++++ ITEMS ++++

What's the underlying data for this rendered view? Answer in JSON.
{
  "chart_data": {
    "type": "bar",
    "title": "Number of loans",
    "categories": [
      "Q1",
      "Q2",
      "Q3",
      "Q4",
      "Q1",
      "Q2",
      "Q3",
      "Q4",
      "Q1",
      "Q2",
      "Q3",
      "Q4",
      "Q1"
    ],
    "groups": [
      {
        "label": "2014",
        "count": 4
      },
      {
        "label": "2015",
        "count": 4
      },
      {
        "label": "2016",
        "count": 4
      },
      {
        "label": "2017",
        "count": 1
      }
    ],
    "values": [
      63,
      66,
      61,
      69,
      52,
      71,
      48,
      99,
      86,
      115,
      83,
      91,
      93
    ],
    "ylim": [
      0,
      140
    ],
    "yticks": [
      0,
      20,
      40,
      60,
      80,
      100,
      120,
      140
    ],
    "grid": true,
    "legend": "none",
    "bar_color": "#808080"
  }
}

++++

- WHAT YOU HAVE TO DO -
Retype the records in full. Keep every line identical to the original.

- COMPLETED EXERCISE -
What's the underlying data for this rendered view? Answer in JSON.
{
  "chart_data": {
    "type": "bar",
    "title": "Number of loans",
    "categories": [
      "Q1",
      "Q2",
      "Q3",
      "Q4",
      "Q1",
      "Q2",
      "Q3",
      "Q4",
      "Q1",
      "Q2",
      "Q3",
      "Q4",
      "Q1"
    ],
    "groups": [
      {
        "label": "2014",
        "count": 4
      },
      {
        "label": "2015",
        "count": 4
      },
      {
        "label": "2016",
        "count": 4
      },
      {
        "label": "2017",
        "count": 1
      }
    ],
    "values": [
      63,
      66,
      61,
      69,
      52,
      71,
      48,
      99,
      86,
      115,
      83,
      91,
      93
    ],
    "ylim": [
      0,
      140
    ],
    "yticks": [
      0,
      20,
      40,
      60,
      80,
      100,
      120,
      140
    ],
    "grid": true,
    "legend": "none",
    "bar_color": "#808080"
  }
}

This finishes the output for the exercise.